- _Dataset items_
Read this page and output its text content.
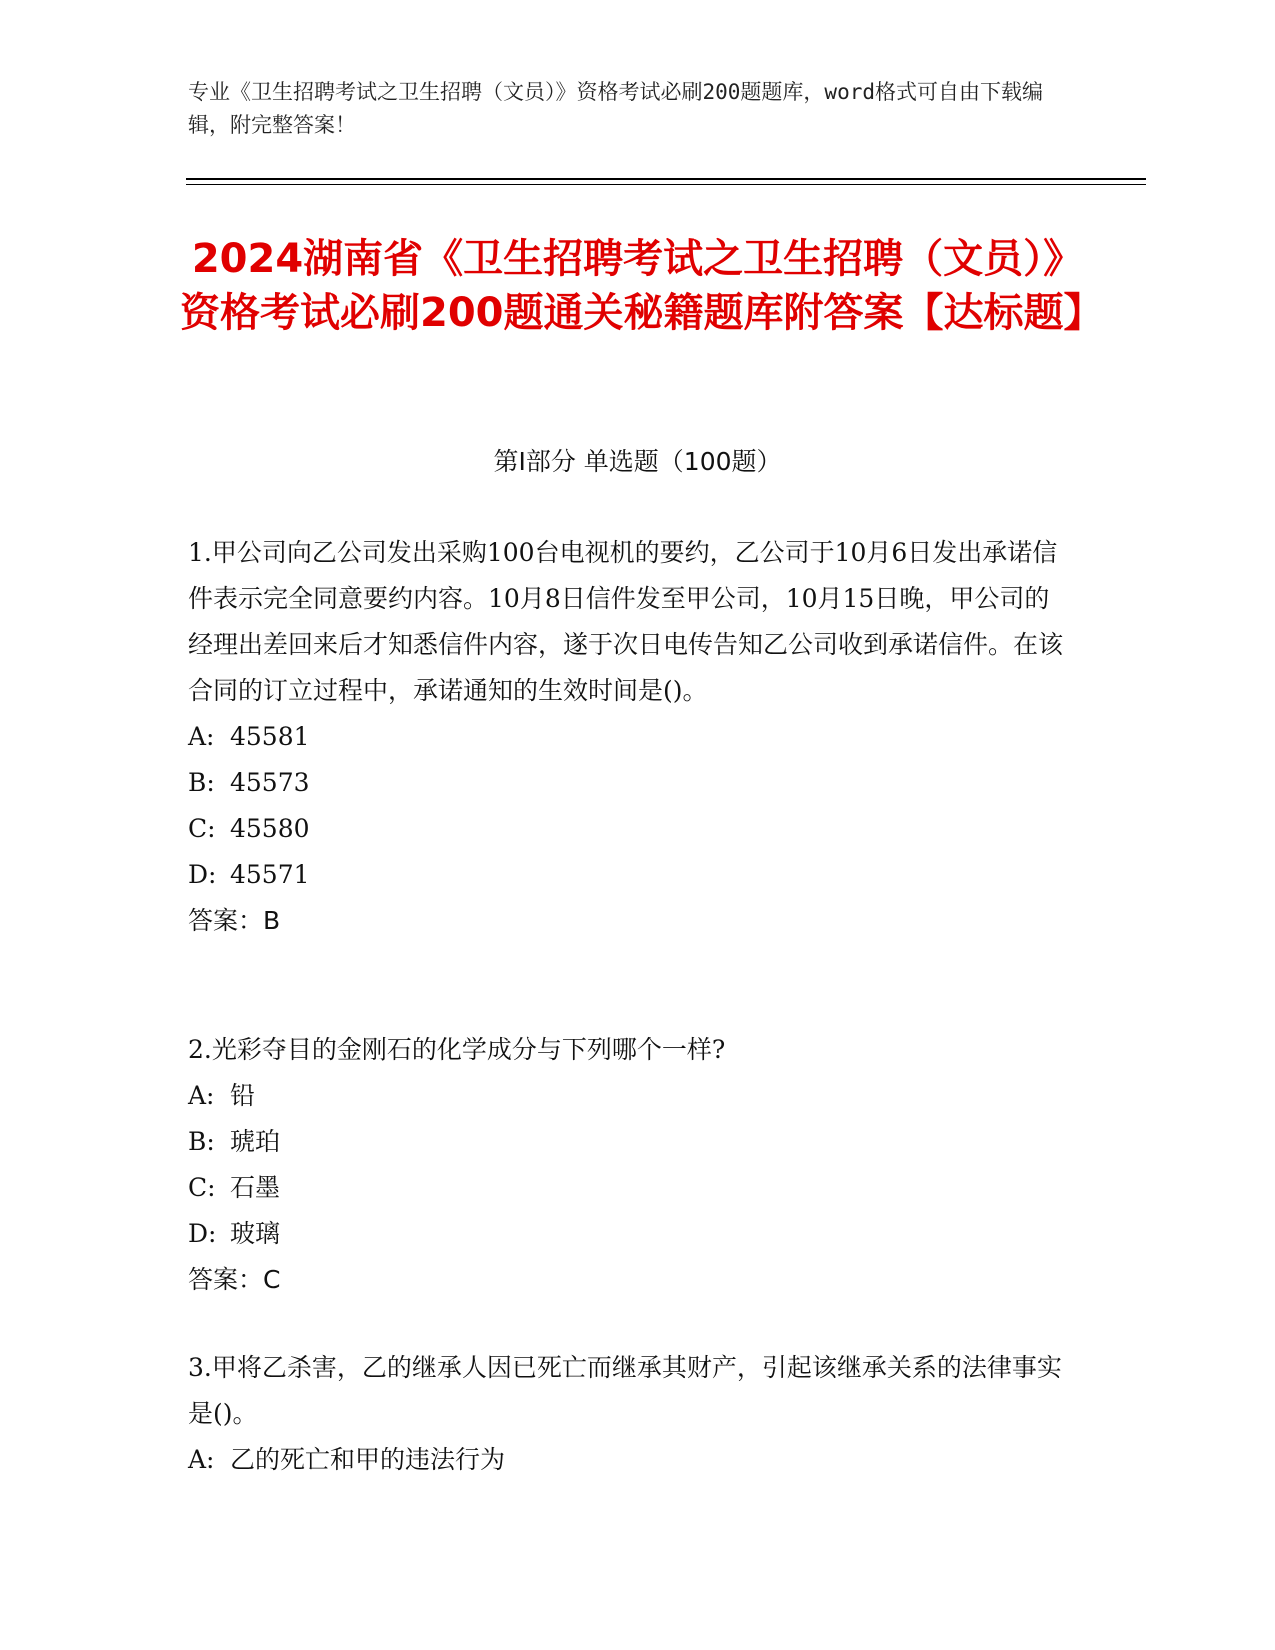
专业《卫生招聘考试之卫生招聘（文员）》资格考试必刷200题题库，word格式可自由下载编辑，附完整答案！
2024湖南省《卫生招聘考试之卫生招聘（文员）》资格考试必刷200题通关秘籍题库附答案【达标题】
第Ⅰ部分 单选题（100题）

1.甲公司向乙公司发出采购100台电视机的要约，乙公司于10月6日发出承诺信件表示完全同意要约内容。10月8日信件发至甲公司，10月15日晚，甲公司的经理出差回来后才知悉信件内容，遂于次日电传告知乙公司收到承诺信件。在该合同的订立过程中，承诺通知的生效时间是()。

A: 45581
B: 45573
C: 45580
D: 45571
答案：B

2.光彩夺目的金刚石的化学成分与下列哪个一样?

A: 铅
B: 琥珀
C: 石墨
D: 玻璃
答案：C

3.甲将乙杀害，乙的继承人因已死亡而继承其财产，引起该继承关系的法律事实是()。

A: 乙的死亡和甲的违法行为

- _TASK BRIEF_
Identify all lines where the word "卫生招聘考试之卫生招聘" shows up. Copy them.

- _OUTPUT FOR THIS TASK_
专业《卫生招聘考试之卫生招聘（文员）》资格考试必刷200题题库，word格式可自由下载编辑，附完整答案！
2024湖南省《卫生招聘考试之卫生招聘（文员）》资格考试必刷200题通关秘籍题库附答案【达标题】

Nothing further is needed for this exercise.